(Annotated element listings)

----------------

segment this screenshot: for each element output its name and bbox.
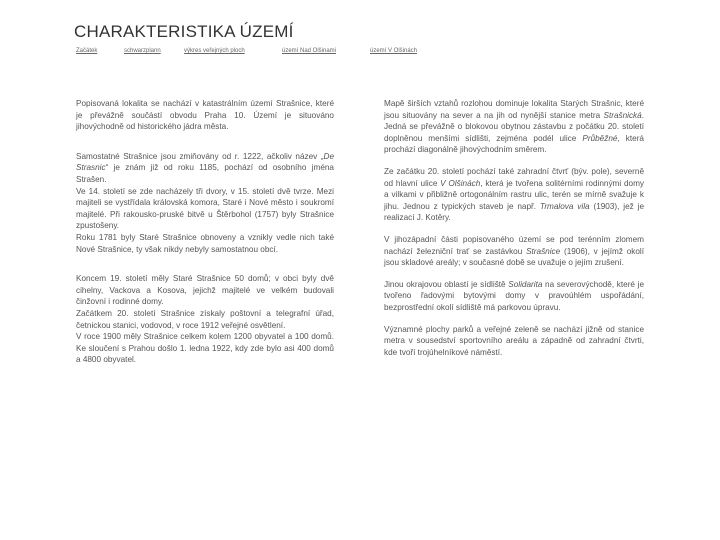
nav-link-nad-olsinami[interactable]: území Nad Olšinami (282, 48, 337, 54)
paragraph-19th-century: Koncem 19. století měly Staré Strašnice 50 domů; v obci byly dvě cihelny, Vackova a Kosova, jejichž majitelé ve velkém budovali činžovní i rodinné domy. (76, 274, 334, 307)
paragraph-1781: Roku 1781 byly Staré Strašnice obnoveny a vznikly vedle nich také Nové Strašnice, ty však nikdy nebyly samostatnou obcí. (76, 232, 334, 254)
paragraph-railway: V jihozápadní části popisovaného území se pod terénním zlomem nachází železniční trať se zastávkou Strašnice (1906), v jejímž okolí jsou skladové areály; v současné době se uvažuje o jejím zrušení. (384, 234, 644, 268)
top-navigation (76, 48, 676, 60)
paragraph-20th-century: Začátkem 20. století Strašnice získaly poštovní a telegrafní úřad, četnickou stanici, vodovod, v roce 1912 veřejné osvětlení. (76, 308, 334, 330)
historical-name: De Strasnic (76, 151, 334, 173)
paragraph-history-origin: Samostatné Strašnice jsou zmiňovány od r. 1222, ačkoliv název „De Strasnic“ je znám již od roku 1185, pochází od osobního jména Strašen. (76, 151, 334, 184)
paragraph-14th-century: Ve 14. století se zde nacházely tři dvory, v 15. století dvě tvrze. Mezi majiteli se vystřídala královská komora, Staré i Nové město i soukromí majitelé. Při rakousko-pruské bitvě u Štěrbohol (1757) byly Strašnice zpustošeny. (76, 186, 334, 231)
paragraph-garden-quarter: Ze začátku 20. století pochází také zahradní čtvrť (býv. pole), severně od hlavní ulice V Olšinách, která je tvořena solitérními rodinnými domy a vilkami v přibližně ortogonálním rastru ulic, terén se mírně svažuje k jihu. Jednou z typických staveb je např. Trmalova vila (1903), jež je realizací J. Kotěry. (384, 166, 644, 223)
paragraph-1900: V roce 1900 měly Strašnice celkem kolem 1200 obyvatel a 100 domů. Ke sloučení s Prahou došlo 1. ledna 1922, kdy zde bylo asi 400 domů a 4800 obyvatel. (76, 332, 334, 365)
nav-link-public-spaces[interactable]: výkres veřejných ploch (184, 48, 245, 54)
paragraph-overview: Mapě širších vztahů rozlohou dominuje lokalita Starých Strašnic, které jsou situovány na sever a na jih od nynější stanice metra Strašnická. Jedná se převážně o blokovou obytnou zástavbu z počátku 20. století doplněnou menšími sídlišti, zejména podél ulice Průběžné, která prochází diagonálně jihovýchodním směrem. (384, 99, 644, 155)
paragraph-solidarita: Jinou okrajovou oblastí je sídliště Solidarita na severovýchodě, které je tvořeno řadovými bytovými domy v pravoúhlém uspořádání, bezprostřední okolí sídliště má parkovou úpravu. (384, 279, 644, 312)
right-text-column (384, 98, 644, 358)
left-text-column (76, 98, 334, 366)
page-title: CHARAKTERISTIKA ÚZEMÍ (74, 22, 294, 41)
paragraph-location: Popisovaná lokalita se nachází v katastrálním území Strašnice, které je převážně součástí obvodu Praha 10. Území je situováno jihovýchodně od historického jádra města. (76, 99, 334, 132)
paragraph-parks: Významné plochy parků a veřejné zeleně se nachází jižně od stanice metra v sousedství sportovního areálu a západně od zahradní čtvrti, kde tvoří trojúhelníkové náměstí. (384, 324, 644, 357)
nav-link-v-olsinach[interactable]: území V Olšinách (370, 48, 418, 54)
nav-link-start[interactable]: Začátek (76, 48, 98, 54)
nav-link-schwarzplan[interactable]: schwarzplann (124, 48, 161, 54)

----------------

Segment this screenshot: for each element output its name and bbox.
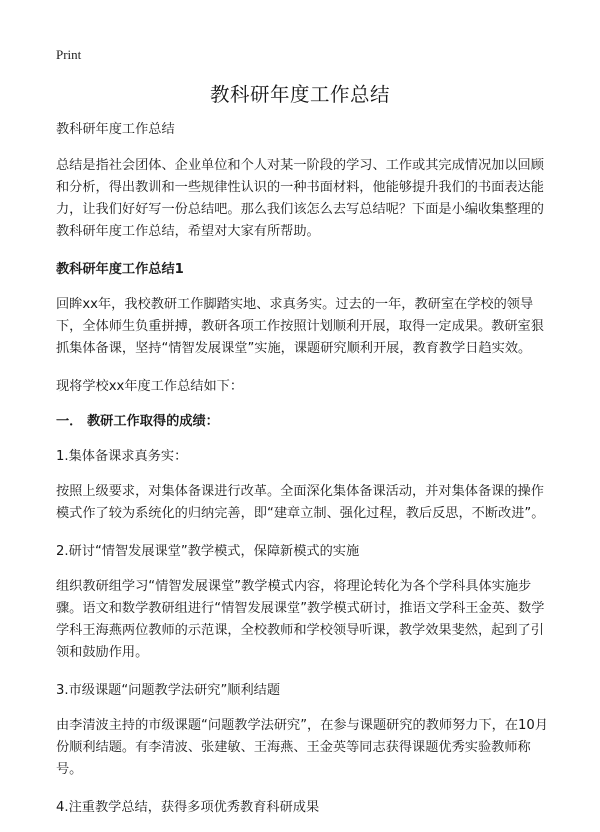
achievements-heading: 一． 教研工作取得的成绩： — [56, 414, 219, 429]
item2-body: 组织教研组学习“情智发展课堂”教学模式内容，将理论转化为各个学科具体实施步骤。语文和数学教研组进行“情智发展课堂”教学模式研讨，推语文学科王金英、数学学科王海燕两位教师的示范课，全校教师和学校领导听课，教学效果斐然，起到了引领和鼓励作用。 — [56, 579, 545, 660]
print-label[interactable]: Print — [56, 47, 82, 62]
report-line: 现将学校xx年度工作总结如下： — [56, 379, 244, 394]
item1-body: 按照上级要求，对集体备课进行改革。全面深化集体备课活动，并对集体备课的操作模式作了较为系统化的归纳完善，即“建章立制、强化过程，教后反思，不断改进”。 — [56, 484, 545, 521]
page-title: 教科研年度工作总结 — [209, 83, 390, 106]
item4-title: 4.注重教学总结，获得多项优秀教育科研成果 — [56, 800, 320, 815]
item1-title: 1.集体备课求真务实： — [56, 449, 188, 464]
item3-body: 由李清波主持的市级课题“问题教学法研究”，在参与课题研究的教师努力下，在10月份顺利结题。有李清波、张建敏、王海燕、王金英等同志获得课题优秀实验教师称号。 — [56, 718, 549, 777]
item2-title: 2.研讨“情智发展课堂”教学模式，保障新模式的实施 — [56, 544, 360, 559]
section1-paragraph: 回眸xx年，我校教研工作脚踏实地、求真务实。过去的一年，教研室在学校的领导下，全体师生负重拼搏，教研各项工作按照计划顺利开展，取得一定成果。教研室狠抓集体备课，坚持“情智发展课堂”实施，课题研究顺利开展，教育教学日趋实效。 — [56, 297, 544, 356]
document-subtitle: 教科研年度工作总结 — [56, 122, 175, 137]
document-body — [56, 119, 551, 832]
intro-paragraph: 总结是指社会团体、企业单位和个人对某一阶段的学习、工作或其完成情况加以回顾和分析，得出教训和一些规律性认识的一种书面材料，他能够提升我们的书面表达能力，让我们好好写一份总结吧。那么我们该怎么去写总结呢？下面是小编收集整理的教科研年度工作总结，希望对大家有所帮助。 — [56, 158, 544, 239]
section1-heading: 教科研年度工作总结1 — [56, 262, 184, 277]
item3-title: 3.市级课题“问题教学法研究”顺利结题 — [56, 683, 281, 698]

----------------

**Exercise instructions**
Rewrite the material starting at the line that contains "achievements-heading: 一． 教研工作取得的成绩：" and ending at the line that contains "print-label[interactable]: Print —", swapping "achievements-heading" for "accomplishments-heading" and keeping everything else unchanged.

**Task result**
accomplishments-heading: 一． 教研工作取得的成绩： — [56, 414, 219, 429]
item2-body: 组织教研组学习“情智发展课堂”教学模式内容，将理论转化为各个学科具体实施步骤。语文和数学教研组进行“情智发展课堂”教学模式研讨，推语文学科王金英、数学学科王海燕两位教师的示范课，全校教师和学校领导听课，教学效果斐然，起到了引领和鼓励作用。 — [56, 579, 545, 660]
print-label[interactable]: Print — [56, 47, 82, 62]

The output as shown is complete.